● **Goal**: Work out how many lines include "istanze" and answer with that number only.

begin

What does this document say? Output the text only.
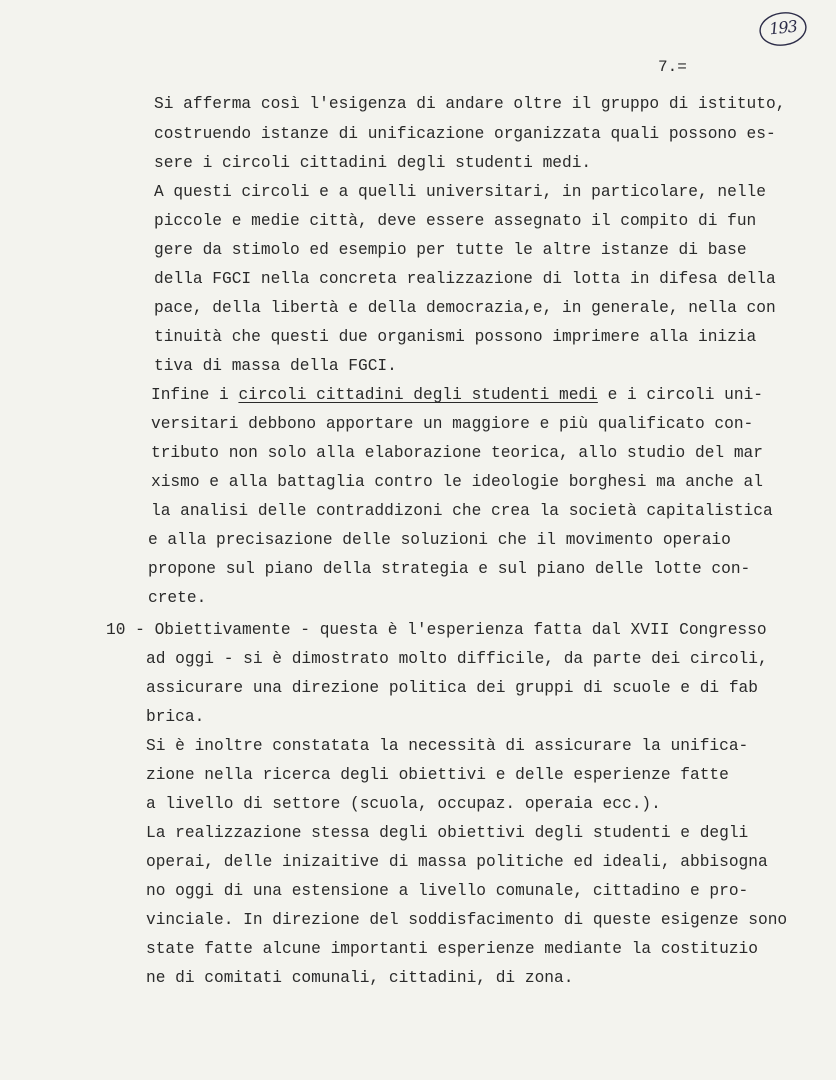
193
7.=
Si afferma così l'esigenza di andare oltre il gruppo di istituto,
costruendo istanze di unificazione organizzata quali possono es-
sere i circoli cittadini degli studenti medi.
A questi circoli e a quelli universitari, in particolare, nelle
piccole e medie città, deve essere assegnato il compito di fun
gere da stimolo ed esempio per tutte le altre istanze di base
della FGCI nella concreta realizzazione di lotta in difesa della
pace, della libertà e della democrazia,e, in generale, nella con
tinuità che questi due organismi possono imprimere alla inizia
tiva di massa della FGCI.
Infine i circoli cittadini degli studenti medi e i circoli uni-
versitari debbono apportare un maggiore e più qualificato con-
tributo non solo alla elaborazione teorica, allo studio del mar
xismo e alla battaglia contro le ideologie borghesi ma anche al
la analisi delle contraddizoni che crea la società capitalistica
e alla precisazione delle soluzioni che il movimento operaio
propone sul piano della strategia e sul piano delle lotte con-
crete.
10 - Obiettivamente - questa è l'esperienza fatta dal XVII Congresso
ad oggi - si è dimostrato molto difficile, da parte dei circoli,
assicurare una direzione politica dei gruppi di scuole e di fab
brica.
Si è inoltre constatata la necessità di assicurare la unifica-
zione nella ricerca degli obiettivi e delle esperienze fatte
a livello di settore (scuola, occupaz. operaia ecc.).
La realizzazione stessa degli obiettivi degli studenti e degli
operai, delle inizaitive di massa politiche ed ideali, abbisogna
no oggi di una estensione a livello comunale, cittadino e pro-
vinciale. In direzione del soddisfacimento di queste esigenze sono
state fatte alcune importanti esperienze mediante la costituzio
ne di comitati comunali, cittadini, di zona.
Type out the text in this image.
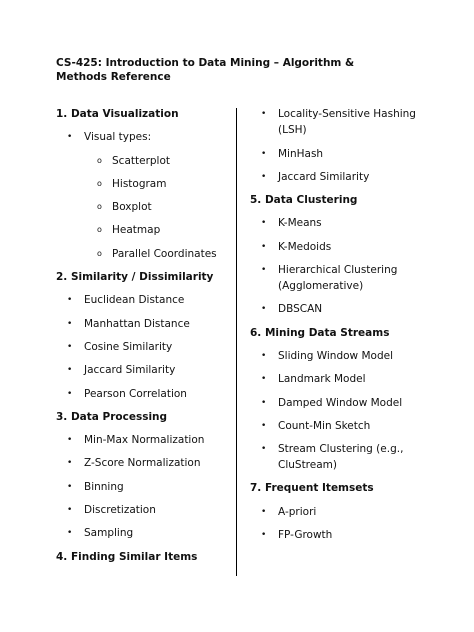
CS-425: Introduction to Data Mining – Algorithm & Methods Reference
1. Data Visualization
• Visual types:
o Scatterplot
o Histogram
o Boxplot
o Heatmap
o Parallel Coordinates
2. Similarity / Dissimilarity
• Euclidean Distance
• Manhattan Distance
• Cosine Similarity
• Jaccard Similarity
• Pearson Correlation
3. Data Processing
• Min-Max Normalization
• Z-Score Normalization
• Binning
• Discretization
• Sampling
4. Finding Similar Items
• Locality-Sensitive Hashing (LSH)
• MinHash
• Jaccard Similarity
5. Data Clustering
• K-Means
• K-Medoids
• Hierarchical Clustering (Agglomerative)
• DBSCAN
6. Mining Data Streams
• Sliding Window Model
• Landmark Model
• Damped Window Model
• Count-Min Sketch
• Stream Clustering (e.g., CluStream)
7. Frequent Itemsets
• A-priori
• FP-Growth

end

● **In response**: 2